Work to complete :: Give the records back in full, exactly as they read.

Source data ::
--------
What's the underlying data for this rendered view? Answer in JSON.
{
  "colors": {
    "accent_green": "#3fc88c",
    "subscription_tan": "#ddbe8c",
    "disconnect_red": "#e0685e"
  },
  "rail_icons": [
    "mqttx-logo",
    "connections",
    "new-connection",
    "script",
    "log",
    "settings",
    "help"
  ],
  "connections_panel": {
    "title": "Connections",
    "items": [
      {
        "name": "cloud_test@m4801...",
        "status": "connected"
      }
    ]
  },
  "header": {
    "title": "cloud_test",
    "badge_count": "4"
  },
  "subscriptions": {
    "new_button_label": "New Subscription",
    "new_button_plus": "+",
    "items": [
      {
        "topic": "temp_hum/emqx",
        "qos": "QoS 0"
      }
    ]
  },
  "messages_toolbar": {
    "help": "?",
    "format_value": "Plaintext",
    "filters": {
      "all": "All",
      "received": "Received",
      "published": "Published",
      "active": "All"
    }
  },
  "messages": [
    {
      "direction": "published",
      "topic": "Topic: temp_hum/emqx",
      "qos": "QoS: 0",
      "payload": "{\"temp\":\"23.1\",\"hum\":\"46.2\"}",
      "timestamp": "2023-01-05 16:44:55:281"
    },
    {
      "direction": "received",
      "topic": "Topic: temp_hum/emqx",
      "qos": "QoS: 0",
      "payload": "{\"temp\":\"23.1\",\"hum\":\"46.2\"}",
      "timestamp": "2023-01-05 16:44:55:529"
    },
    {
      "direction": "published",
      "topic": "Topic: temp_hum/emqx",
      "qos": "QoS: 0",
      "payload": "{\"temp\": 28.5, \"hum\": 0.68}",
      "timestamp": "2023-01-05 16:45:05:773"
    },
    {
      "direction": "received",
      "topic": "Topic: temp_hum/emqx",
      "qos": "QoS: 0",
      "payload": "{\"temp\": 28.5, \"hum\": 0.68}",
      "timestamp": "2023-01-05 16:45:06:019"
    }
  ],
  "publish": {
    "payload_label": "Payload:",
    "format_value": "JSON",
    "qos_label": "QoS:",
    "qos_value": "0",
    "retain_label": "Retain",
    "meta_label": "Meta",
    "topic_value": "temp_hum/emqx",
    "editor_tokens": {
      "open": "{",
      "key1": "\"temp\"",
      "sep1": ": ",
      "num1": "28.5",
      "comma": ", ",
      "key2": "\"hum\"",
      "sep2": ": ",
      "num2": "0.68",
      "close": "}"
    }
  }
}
--------
Expected answer ::
What's the underlying data for this rendered view? Answer in JSON.
{
  "colors": {
    "accent_green": "#3fc88c",
    "subscription_tan": "#ddbe8c",
    "disconnect_red": "#e0685e"
  },
  "rail_icons": [
    "mqttx-logo",
    "connections",
    "new-connection",
    "script",
    "log",
    "settings",
    "help"
  ],
  "connections_panel": {
    "title": "Connections",
    "items": [
      {
        "name": "cloud_test@m4801...",
        "status": "connected"
      }
    ]
  },
  "header": {
    "title": "cloud_test",
    "badge_count": "4"
  },
  "subscriptions": {
    "new_button_label": "New Subscription",
    "new_button_plus": "+",
    "items": [
      {
        "topic": "temp_hum/emqx",
        "qos": "QoS 0"
      }
    ]
  },
  "messages_toolbar": {
    "help": "?",
    "format_value": "Plaintext",
    "filters": {
      "all": "All",
      "received": "Received",
      "published": "Published",
      "active": "All"
    }
  },
  "messages": [
    {
      "direction": "published",
      "topic": "Topic: temp_hum/emqx",
      "qos": "QoS: 0",
      "payload": "{\"temp\":\"23.1\",\"hum\":\"46.2\"}",
      "timestamp": "2023-01-05 16:44:55:281"
    },
    {
      "direction": "received",
      "topic": "Topic: temp_hum/emqx",
      "qos": "QoS: 0",
      "payload": "{\"temp\":\"23.1\",\"hum\":\"46.2\"}",
      "timestamp": "2023-01-05 16:44:55:529"
    },
    {
      "direction": "published",
      "topic": "Topic: temp_hum/emqx",
      "qos": "QoS: 0",
      "payload": "{\"temp\": 28.5, \"hum\": 0.68}",
      "timestamp": "2023-01-05 16:45:05:773"
    },
    {
      "direction": "received",
      "topic": "Topic: temp_hum/emqx",
      "qos": "QoS: 0",
      "payload": "{\"temp\": 28.5, \"hum\": 0.68}",
      "timestamp": "2023-01-05 16:45:06:019"
    }
  ],
  "publish": {
    "payload_label": "Payload:",
    "format_value": "JSON",
    "qos_label": "QoS:",
    "qos_value": "0",
    "retain_label": "Retain",
    "meta_label": "Meta",
    "topic_value": "temp_hum/emqx",
    "editor_tokens": {
      "open": "{",
      "key1": "\"temp\"",
      "sep1": ": ",
      "num1": "28.5",
      "comma": ", ",
      "key2": "\"hum\"",
      "sep2": ": ",
      "num2": "0.68",
      "close": "}"
    }
  }
}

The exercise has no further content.